Please quote, word for word, the lines in the items below, starting at the line containing "y-tick-label: -0,0200: [51, 579, 105, 596]" and ending at the line containing "y-tick-label: 0,0100: [56, 383, 105, 400]", both included.

## PROVIDED DATA
———

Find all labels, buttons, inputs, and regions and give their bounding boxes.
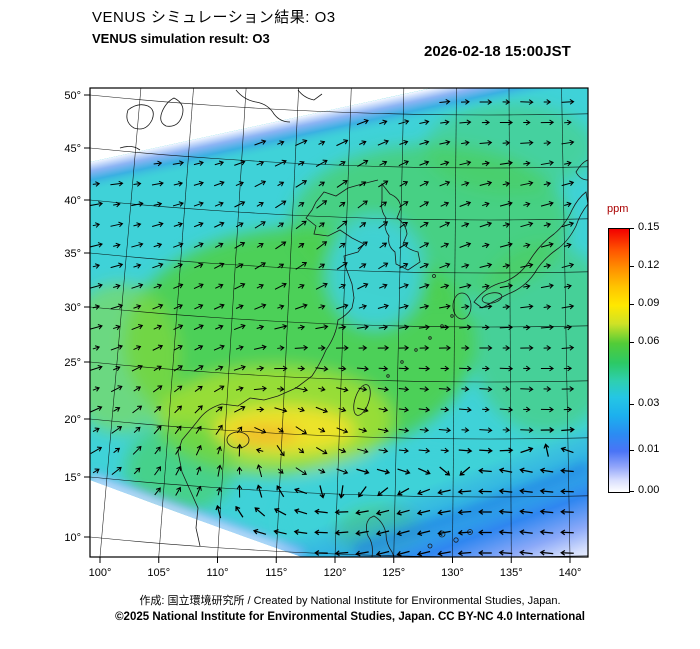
- title-ja: VENUS シミュレーション結果: O3: [92, 9, 336, 26]
- map-frame: [89, 87, 589, 558]
- japan-kyushu-island: [452, 292, 472, 320]
- lon-tick-label: 115°: [265, 567, 287, 579]
- lat-tick-label: 35°: [64, 248, 81, 260]
- lon-tick-label: 110°: [207, 567, 229, 579]
- lat-tick-label: 25°: [64, 357, 81, 369]
- wind-vectors: [90, 99, 575, 557]
- lat-tick-label: 45°: [64, 143, 81, 155]
- timestamp: 2026-02-18 15:00JST: [424, 43, 571, 60]
- luzon-island: [366, 515, 395, 557]
- lat-tick-label: 30°: [64, 302, 81, 314]
- colorbar-tickmark: [629, 341, 634, 343]
- coastlines: [119, 89, 588, 557]
- colorbar-tick-label: 0.01: [638, 443, 660, 456]
- lon-tick-label: 125°: [382, 567, 405, 579]
- colorbar-tick-label: 0.00: [638, 484, 660, 496]
- o3-field: [90, 88, 588, 557]
- lon-tick-label: 120°: [324, 567, 347, 579]
- colorbar: ppm 0.15 0.12 0.09 0.06 0.03 0.01 0.00: [598, 198, 698, 528]
- subtitle-en: VENUS simulation result: O3: [92, 31, 270, 46]
- colorbar-tick-label: 0.03: [638, 397, 660, 410]
- lon-tick-label: 105°: [147, 567, 170, 579]
- ryukyu-islands: [386, 314, 454, 378]
- lon-tick-label: 140°: [559, 567, 582, 579]
- credit-line: 作成: 国立環境研究所 / Created by National Instit…: [139, 595, 561, 607]
- lat-tick-label: 20°: [64, 414, 81, 426]
- lat-tick-label: 50°: [64, 90, 81, 102]
- map-figure: 50° 45° 40° 35° 30° 25° 20° 15° 10° 100° 105° 110° 1…: [64, 87, 589, 579]
- lon-tick-label: 130°: [441, 567, 464, 579]
- license-line: ©2025 National Institute for Environment…: [115, 611, 585, 623]
- axis-labels: 50° 45° 40° 35° 30° 25° 20° 15° 10° 100° 105° 110° 1…: [64, 90, 581, 579]
- colorbar-tickmark: [629, 449, 634, 451]
- taiwan-island: [353, 384, 371, 416]
- lon-tick-label: 100°: [89, 567, 112, 579]
- colorbar-tick-label: 0.15: [638, 221, 660, 233]
- japan-shikoku-island: [481, 292, 503, 304]
- colorbar-tick-label: 0.12: [638, 259, 660, 272]
- tsushima-island: [432, 274, 436, 278]
- colorbar-tickmark: [629, 403, 634, 405]
- korea-coastline: [381, 182, 421, 271]
- northern-lakes-coast: [119, 89, 323, 151]
- lat-tick-label: 40°: [64, 195, 81, 207]
- lon-tick-label: 135°: [500, 567, 523, 579]
- colorbar-tickmark: [629, 227, 634, 229]
- colorbar-gradient: [608, 228, 630, 493]
- colorbar-tick-label: 0.09: [638, 297, 660, 310]
- lat-tick-label: 15°: [64, 472, 81, 484]
- colorbar-tickmark: [629, 490, 634, 492]
- colorbar-unit-label: ppm: [607, 203, 629, 215]
- japan-honshu-coastline: [473, 191, 588, 309]
- lat-tick-label: 10°: [64, 532, 81, 544]
- japan-hokkaido-coastline: [575, 159, 588, 181]
- colorbar-tickmark: [629, 303, 634, 305]
- colorbar-tickmark: [629, 265, 634, 267]
- colorbar-tick-label: 0.06: [638, 335, 660, 348]
- china-vietnam-coastline: [177, 179, 379, 547]
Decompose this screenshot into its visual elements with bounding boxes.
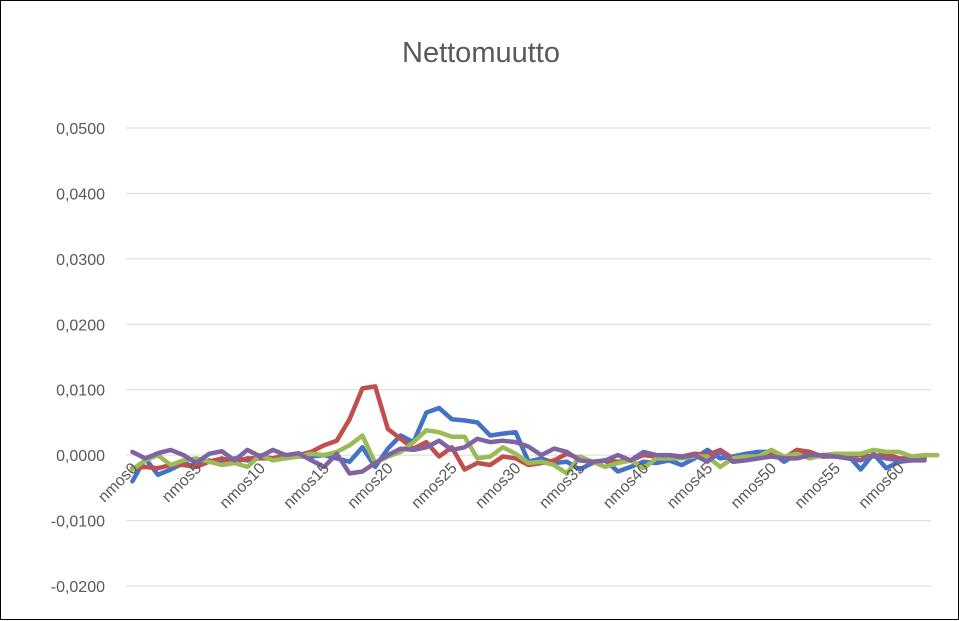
y-tick-label: -0,0200: [51, 579, 105, 596]
gridlines: [126, 127, 931, 587]
series-line-4: [130, 436, 927, 476]
x-tick-label: nmos30: [472, 460, 524, 512]
x-axis-tick-labels: nmos0 nmos5 nmos10 nmos15 nmos20 nmos25 nmos30…: [95, 460, 908, 512]
y-tick-label: 0,0000: [56, 448, 105, 465]
y-tick-label: 0,0100: [56, 383, 105, 400]
x-tick-label: nmos35: [536, 460, 588, 512]
chart-title: Nettomuutto: [402, 37, 560, 69]
y-tick-label: 0,0500: [56, 121, 105, 138]
x-tick-label: nmos45: [664, 460, 716, 512]
y-tick-label: -0,0100: [51, 514, 105, 531]
x-tick-label: nmos55: [792, 460, 844, 512]
plot-area: [130, 384, 940, 484]
x-tick-label: nmos15: [281, 460, 333, 512]
x-tick-label: nmos0: [95, 460, 141, 506]
x-tick-label: nmos50: [728, 460, 780, 512]
x-tick-label: nmos25: [408, 460, 460, 512]
y-axis-tick-labels: 0,0500 0,0400 0,0300 0,0200 0,0100 0,0000 -0,0…: [51, 121, 105, 596]
y-tick-label: 0,0300: [56, 252, 105, 269]
y-tick-label: 0,0400: [56, 186, 105, 203]
y-tick-label: 0,0200: [56, 317, 105, 334]
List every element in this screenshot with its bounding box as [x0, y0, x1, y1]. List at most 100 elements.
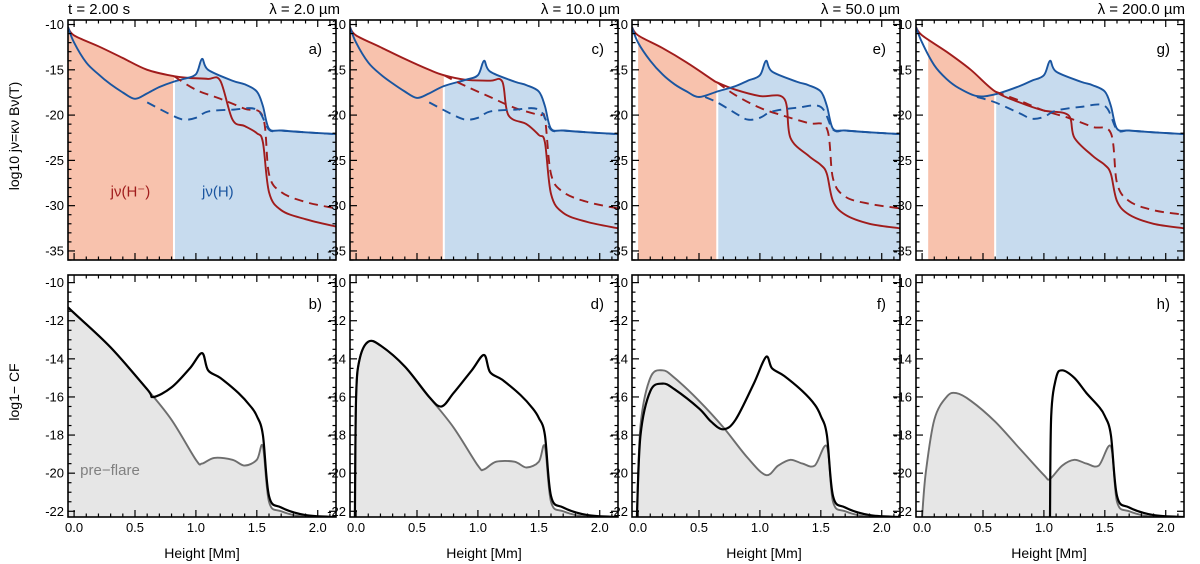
series-j-h-line	[916, 26, 1184, 136]
x-axis-title-3: Height [Mm]	[726, 545, 801, 561]
y-tick-label: -35	[609, 243, 628, 258]
panel-g-plot	[916, 26, 1184, 260]
y-tick-label: -14	[893, 351, 912, 366]
series-flare-line	[635, 355, 900, 517]
panels: -10 -15 -20 -25 -30 -35 a) jν(H⁻) jν(H) -10 -15 -20…	[45, 17, 1185, 535]
x-tick-label: 2.0	[591, 520, 609, 535]
x-tick-label: 0.0	[65, 520, 83, 535]
series-pre-flare-fill	[68, 307, 336, 517]
panel-d: 0.0 0.5 1.0 1.5 2.0 -10 -12 -14 -16 -18 -20 -22 d)	[327, 274, 619, 535]
panel-f-plot	[635, 355, 900, 517]
panel-label: f)	[877, 296, 886, 313]
wavelength-label-2: λ = 10.0 µm	[541, 1, 620, 18]
time-label: t = 2.00 s	[68, 1, 130, 18]
panel-f: 0.0 0.5 1.0 1.5 2.0 -10 -12 -14 -16 -18 -20 -22 f)	[609, 274, 901, 535]
x-axis-title-4: Height [Mm]	[1011, 545, 1086, 561]
h-region-fill	[443, 60, 618, 260]
series-pre-flare-fill	[636, 370, 900, 517]
y-tick-label: -16	[609, 389, 628, 404]
y-tick-label: -15	[893, 62, 912, 77]
y-tick-label: -12	[327, 313, 346, 328]
y-tick-label: -20	[609, 466, 628, 481]
y-tick-label: -30	[609, 198, 628, 213]
y-tick-label: -12	[609, 313, 628, 328]
y-tick-label: -18	[45, 428, 64, 443]
y-tick-label: -10	[893, 17, 912, 32]
y-tick-label: -12	[893, 313, 912, 328]
y-tick-label: -18	[327, 428, 346, 443]
y-tick-label: -18	[609, 428, 628, 443]
x-axis-title-2: Height [Mm]	[446, 545, 521, 561]
y-tick-label: -22	[327, 504, 346, 519]
x-axis-title-1: Height [Mm]	[164, 545, 239, 561]
y-tick-label: -35	[327, 243, 346, 258]
panel-e-plot	[632, 26, 900, 260]
y-tick-label: -20	[327, 466, 346, 481]
y-tick-label: -14	[609, 351, 628, 366]
x-tick-label: 0.0	[629, 520, 647, 535]
series-flare-line	[1048, 369, 1184, 517]
x-tick-label: 2.0	[873, 520, 891, 535]
panel-label: d)	[591, 296, 604, 313]
y-tick-label: -16	[45, 389, 64, 404]
y-tick-label: -15	[327, 62, 346, 77]
panel-label: g)	[1157, 41, 1170, 58]
x-tick-label: 1.0	[469, 520, 487, 535]
y-tick-label: -14	[327, 351, 346, 366]
y-tick-label: -22	[893, 504, 912, 519]
y-tick-label: -10	[327, 275, 346, 290]
wavelength-label-4: λ = 200.0 µm	[1098, 1, 1185, 18]
x-tick-label: 1.5	[530, 520, 548, 535]
series-j-h-line	[68, 26, 336, 228]
wavelength-label-3: λ = 50.0 µm	[821, 1, 900, 18]
panel-g-frame	[915, 19, 1185, 261]
hminus-region-fill	[928, 39, 996, 260]
y-tick-label: -20	[609, 108, 628, 123]
hminus-region-fill	[350, 27, 444, 260]
panel-h: 0.0 0.5 1.0 1.5 2.0 -10 -12 -14 -16 -18 -20 -22 h)	[893, 274, 1185, 535]
series-j-h-pre-flare-line	[173, 75, 336, 210]
panel-label: h)	[1157, 296, 1170, 313]
y-tick-label: -20	[893, 108, 912, 123]
series-pre-flare-line	[635, 369, 900, 517]
y-tick-label: -25	[45, 153, 64, 168]
panel-a-plot	[68, 26, 336, 260]
h-region-fill	[717, 60, 900, 260]
x-tick-label: 2.0	[1157, 520, 1175, 535]
x-tick-label: 0.5	[126, 520, 144, 535]
x-tick-label: 0.5	[690, 520, 708, 535]
y-tick-label: -10	[45, 275, 64, 290]
panel-h-frame	[915, 274, 1185, 518]
y-tick-label: -10	[609, 275, 628, 290]
annotation-label: pre−flare	[80, 462, 140, 479]
x-tick-label: 0.5	[408, 520, 426, 535]
annotation-label: jν(H⁻)	[110, 184, 151, 201]
panel-g: -10 -15 -20 -25 -30 -35 g)	[893, 17, 1185, 261]
series-j-h-pre-flare-line	[976, 96, 1184, 136]
y-tick-label: -30	[893, 198, 912, 213]
y-tick-label: -12	[45, 313, 64, 328]
top-y-axis-title: log10 jν=κν Bν(T)	[6, 82, 22, 191]
panel-label: c)	[592, 41, 605, 58]
series-j-h-line	[916, 26, 1184, 230]
x-tick-label: 2.0	[309, 520, 327, 535]
series-pre-flare-fill	[354, 340, 618, 517]
panel-c-plot	[350, 26, 618, 260]
y-tick-label: -35	[893, 243, 912, 258]
y-tick-label: -30	[45, 198, 64, 213]
series-j-h-line	[350, 26, 618, 230]
y-tick-label: -25	[609, 153, 628, 168]
x-tick-label: 1.5	[812, 520, 830, 535]
panel-f-frame	[631, 274, 901, 518]
y-tick-label: -16	[893, 389, 912, 404]
panel-d-frame	[349, 274, 619, 518]
y-tick-label: -30	[327, 198, 346, 213]
series-flare-line	[68, 306, 336, 517]
panel-a-frame	[67, 19, 337, 261]
y-tick-label: -16	[327, 389, 346, 404]
hminus-region-fill	[638, 35, 718, 260]
panel-e-frame	[631, 19, 901, 261]
y-tick-label: -20	[893, 466, 912, 481]
panel-e: -10 -15 -20 -25 -30 -35 e)	[609, 17, 901, 261]
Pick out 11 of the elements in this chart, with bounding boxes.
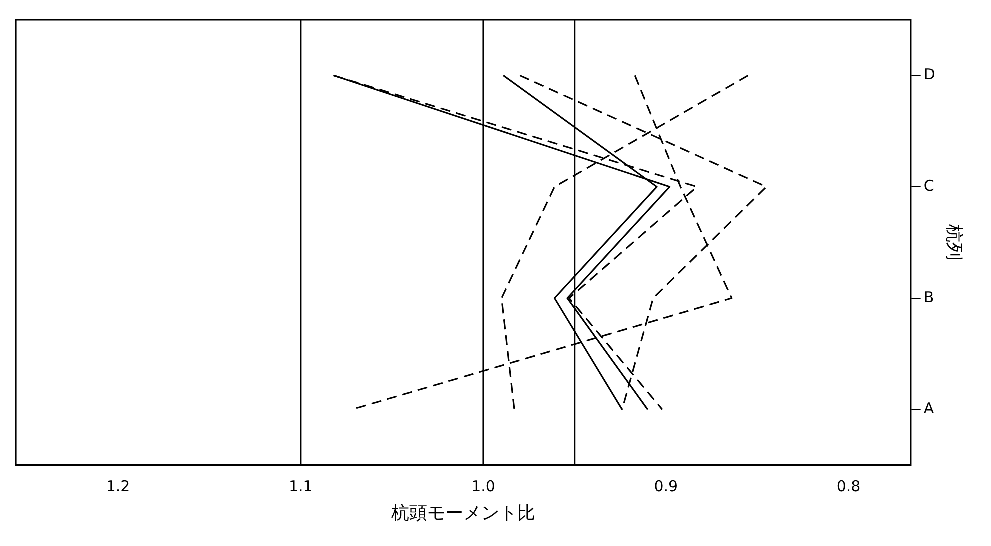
y-tick-label: D	[924, 66, 936, 84]
y-tick-label: B	[924, 288, 934, 306]
x-tick-label: 1.2	[106, 477, 130, 496]
x-tick-label: 0.8	[836, 477, 861, 496]
y-axis-title: 杭列	[944, 224, 965, 261]
x-axis-title: 杭頭モーメント比	[390, 502, 536, 524]
x-tick-label: 0.9	[654, 477, 678, 496]
y-tick-label: C	[924, 176, 934, 195]
x-tick-label: 1.0	[472, 477, 496, 496]
y-tick-label: A	[924, 400, 935, 418]
x-tick-label: 1.1	[288, 477, 313, 496]
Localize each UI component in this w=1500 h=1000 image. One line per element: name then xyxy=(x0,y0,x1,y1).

———

## SOLVED EXERCISE
y-tick-label: -0,0200: [51, 579, 105, 596]
gridlines: [126, 127, 931, 587]
series-line-4: [130, 436, 927, 476]
x-tick-label: nmos30: [472, 460, 524, 512]
x-axis-tick-labels: nmos0 nmos5 nmos10 nmos15 nmos20 nmos25 nmos30…: [95, 460, 908, 512]
y-tick-label: 0,0000: [56, 448, 105, 465]
y-tick-label: 0,0100: [56, 383, 105, 400]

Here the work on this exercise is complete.